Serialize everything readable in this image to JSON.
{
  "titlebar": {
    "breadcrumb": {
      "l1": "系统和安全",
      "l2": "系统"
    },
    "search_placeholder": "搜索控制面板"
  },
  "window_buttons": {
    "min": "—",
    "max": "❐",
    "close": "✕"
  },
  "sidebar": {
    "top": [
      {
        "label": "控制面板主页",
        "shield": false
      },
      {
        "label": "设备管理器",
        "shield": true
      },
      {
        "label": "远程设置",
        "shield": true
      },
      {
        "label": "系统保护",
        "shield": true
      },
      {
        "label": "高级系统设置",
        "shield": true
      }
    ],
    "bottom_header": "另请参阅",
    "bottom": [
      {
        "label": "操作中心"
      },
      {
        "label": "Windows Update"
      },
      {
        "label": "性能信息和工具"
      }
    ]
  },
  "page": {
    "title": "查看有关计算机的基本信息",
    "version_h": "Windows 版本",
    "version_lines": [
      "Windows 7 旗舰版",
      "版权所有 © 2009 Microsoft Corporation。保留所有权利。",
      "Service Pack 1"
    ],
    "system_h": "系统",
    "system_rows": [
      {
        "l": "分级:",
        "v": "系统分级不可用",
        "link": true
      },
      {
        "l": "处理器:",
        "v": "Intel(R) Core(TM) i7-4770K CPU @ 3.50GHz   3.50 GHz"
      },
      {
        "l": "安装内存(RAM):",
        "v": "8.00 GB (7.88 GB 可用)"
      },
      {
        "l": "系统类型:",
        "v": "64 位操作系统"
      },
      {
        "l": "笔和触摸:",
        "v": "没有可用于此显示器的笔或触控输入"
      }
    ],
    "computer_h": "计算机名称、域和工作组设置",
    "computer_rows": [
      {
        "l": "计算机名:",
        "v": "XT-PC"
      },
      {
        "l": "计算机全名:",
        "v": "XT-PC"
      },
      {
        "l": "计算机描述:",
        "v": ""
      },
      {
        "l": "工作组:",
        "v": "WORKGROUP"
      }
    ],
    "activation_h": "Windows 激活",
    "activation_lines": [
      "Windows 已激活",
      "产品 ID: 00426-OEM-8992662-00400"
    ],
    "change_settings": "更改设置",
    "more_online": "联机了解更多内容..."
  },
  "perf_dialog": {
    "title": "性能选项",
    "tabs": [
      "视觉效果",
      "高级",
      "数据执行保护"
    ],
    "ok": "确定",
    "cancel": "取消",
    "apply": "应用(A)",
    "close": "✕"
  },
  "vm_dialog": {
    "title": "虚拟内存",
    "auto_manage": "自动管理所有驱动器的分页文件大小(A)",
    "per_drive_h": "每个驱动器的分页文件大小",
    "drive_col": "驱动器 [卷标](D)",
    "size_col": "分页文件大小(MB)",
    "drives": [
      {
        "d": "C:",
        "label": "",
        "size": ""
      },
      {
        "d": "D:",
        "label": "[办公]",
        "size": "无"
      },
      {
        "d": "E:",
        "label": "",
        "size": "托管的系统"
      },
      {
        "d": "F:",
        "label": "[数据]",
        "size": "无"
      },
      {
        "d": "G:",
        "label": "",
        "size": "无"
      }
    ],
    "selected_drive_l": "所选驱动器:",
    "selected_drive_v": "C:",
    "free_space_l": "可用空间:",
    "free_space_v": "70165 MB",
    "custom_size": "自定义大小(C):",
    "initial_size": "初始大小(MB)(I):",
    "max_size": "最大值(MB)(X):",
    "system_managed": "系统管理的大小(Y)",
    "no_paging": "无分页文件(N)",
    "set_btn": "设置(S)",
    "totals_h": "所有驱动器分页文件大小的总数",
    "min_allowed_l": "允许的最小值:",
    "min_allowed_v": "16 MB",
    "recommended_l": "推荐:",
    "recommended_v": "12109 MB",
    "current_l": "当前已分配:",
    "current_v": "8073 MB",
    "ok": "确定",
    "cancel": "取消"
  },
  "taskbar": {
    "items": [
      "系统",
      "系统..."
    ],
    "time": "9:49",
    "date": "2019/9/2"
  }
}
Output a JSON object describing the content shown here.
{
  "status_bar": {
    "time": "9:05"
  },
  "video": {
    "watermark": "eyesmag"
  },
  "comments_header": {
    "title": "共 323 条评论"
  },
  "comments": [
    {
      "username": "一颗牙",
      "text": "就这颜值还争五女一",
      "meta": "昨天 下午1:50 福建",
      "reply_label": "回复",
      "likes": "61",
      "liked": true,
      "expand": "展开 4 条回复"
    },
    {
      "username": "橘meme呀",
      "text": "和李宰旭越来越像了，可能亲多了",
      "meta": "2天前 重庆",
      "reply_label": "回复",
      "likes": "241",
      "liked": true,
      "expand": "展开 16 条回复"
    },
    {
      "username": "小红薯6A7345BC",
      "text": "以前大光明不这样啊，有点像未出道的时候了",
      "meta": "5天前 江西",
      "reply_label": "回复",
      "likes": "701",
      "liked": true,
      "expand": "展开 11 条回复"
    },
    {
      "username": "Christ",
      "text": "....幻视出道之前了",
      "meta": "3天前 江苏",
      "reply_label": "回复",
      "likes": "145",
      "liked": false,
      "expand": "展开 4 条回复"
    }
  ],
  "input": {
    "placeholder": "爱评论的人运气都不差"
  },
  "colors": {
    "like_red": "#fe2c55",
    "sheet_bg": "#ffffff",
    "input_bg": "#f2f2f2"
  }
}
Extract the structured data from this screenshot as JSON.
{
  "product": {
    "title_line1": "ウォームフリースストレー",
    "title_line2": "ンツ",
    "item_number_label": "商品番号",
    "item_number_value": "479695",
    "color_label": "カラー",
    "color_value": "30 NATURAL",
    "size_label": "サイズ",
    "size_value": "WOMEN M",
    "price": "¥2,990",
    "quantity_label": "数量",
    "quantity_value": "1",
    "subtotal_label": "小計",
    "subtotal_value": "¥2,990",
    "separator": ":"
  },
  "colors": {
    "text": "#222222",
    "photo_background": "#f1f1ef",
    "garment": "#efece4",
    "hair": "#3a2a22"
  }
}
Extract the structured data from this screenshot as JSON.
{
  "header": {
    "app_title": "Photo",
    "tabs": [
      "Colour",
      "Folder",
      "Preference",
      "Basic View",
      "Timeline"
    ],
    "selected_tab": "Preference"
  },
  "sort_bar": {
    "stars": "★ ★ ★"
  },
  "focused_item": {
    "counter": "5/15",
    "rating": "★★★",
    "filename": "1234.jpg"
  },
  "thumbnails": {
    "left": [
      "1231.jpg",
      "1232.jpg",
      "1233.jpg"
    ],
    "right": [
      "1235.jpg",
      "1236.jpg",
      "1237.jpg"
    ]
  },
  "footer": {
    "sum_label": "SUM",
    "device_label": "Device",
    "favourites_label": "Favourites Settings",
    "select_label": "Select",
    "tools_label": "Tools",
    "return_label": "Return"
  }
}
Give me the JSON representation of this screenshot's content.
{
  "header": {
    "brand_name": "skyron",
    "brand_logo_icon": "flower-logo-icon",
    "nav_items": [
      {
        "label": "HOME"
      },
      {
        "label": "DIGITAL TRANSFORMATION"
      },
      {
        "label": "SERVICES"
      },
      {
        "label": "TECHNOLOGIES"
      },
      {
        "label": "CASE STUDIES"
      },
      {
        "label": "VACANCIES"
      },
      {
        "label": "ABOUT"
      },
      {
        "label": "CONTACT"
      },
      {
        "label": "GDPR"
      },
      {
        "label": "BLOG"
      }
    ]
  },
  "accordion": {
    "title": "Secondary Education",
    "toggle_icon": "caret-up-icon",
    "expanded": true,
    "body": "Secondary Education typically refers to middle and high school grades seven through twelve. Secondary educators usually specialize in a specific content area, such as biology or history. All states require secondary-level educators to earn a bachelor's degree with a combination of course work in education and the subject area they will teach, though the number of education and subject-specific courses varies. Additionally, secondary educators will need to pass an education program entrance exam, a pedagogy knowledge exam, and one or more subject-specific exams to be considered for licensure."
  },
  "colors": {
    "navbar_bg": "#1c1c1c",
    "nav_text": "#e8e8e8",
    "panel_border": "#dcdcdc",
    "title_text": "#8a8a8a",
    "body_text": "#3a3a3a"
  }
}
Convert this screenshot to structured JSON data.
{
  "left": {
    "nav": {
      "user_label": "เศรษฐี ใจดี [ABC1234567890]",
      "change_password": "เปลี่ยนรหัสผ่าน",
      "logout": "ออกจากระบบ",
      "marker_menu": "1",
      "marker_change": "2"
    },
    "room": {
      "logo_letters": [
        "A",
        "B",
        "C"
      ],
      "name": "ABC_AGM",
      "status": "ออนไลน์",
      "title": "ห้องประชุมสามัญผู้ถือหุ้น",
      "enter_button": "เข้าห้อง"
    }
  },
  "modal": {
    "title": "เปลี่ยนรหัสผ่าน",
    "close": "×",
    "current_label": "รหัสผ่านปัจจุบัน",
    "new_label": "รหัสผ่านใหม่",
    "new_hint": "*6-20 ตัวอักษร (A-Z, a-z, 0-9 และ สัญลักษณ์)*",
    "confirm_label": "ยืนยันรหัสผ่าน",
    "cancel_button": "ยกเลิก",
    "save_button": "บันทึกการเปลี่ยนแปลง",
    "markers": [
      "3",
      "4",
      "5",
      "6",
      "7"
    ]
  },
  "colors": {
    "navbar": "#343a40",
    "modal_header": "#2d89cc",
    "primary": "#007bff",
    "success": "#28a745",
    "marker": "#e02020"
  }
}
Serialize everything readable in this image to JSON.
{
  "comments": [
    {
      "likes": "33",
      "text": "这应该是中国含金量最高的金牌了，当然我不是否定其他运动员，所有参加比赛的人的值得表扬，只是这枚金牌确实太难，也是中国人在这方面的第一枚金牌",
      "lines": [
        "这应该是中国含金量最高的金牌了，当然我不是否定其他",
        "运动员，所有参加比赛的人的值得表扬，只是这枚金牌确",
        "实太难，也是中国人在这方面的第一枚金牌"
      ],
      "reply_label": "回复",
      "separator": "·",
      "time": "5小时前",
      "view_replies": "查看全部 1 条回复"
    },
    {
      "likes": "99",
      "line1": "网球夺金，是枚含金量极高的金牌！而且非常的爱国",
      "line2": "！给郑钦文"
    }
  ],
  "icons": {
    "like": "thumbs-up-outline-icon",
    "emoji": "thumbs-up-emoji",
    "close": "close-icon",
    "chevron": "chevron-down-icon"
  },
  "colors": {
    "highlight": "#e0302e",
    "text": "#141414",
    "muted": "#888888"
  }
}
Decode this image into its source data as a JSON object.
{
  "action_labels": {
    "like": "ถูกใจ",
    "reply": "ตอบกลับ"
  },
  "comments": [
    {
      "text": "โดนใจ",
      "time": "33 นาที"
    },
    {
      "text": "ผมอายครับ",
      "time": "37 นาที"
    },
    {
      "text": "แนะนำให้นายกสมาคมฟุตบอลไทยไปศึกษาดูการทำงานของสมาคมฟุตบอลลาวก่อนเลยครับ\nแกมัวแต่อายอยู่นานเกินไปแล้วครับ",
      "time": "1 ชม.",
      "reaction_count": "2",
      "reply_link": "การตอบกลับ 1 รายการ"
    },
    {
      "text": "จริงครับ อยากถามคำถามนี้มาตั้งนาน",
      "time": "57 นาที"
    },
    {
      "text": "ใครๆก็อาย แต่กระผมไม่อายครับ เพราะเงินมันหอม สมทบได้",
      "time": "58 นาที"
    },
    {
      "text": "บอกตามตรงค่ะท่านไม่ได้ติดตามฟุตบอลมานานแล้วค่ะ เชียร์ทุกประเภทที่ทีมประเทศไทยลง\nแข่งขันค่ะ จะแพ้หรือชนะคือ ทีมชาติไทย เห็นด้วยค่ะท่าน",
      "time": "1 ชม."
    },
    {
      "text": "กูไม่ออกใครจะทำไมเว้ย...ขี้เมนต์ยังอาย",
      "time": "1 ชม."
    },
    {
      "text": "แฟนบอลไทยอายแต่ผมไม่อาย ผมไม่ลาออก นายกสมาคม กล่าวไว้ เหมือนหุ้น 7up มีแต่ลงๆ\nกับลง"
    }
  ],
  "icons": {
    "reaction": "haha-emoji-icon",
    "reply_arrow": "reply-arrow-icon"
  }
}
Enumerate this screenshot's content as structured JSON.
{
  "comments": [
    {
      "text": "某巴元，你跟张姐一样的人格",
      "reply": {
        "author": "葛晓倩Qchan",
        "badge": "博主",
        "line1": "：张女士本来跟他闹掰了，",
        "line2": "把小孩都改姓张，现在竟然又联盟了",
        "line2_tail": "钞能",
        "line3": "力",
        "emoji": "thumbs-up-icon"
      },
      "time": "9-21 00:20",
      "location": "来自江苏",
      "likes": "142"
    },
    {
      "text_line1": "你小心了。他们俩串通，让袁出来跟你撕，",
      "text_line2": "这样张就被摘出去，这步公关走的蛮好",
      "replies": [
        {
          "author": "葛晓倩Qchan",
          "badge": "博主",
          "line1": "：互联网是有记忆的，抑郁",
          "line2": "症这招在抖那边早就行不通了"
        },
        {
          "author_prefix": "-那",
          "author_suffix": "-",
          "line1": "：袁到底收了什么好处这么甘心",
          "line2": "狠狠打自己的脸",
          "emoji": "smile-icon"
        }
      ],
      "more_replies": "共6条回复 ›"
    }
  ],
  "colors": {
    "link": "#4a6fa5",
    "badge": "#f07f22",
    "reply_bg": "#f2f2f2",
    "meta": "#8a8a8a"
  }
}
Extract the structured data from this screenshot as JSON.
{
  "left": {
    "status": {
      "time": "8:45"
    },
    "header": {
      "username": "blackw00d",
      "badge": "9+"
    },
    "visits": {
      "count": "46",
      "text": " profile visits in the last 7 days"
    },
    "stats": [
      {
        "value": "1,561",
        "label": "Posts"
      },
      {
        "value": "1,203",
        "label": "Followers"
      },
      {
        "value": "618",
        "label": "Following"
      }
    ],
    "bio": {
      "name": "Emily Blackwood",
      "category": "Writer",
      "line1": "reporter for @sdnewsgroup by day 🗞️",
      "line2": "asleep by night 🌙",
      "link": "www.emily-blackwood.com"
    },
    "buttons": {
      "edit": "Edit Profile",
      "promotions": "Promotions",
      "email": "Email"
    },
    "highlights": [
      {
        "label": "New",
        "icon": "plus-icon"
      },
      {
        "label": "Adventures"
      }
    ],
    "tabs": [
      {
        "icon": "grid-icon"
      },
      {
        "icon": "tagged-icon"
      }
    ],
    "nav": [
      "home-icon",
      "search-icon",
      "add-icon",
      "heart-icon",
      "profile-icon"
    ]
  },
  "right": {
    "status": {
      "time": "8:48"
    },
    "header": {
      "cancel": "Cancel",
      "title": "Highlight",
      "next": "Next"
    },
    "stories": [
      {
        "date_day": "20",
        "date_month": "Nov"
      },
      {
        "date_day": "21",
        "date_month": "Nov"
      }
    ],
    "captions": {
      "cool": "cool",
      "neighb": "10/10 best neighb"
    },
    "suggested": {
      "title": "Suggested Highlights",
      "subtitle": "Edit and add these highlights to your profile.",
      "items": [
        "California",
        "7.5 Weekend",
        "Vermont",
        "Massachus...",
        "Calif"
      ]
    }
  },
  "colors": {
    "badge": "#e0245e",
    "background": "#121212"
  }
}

▶ _Your goal_:
Select and copy each line from the data that includes the word "这应该是中国含金量最高的金牌了".

▶ _Solution for this problem_:
      "text": "这应该是中国含金量最高的金牌了，当然我不是否定其他运动员，所有参加比赛的人的值得表扬，只是这枚金牌确实太难，也是中国人在这方面的第一枚金牌",
        "这应该是中国含金量最高的金牌了，当然我不是否定其他",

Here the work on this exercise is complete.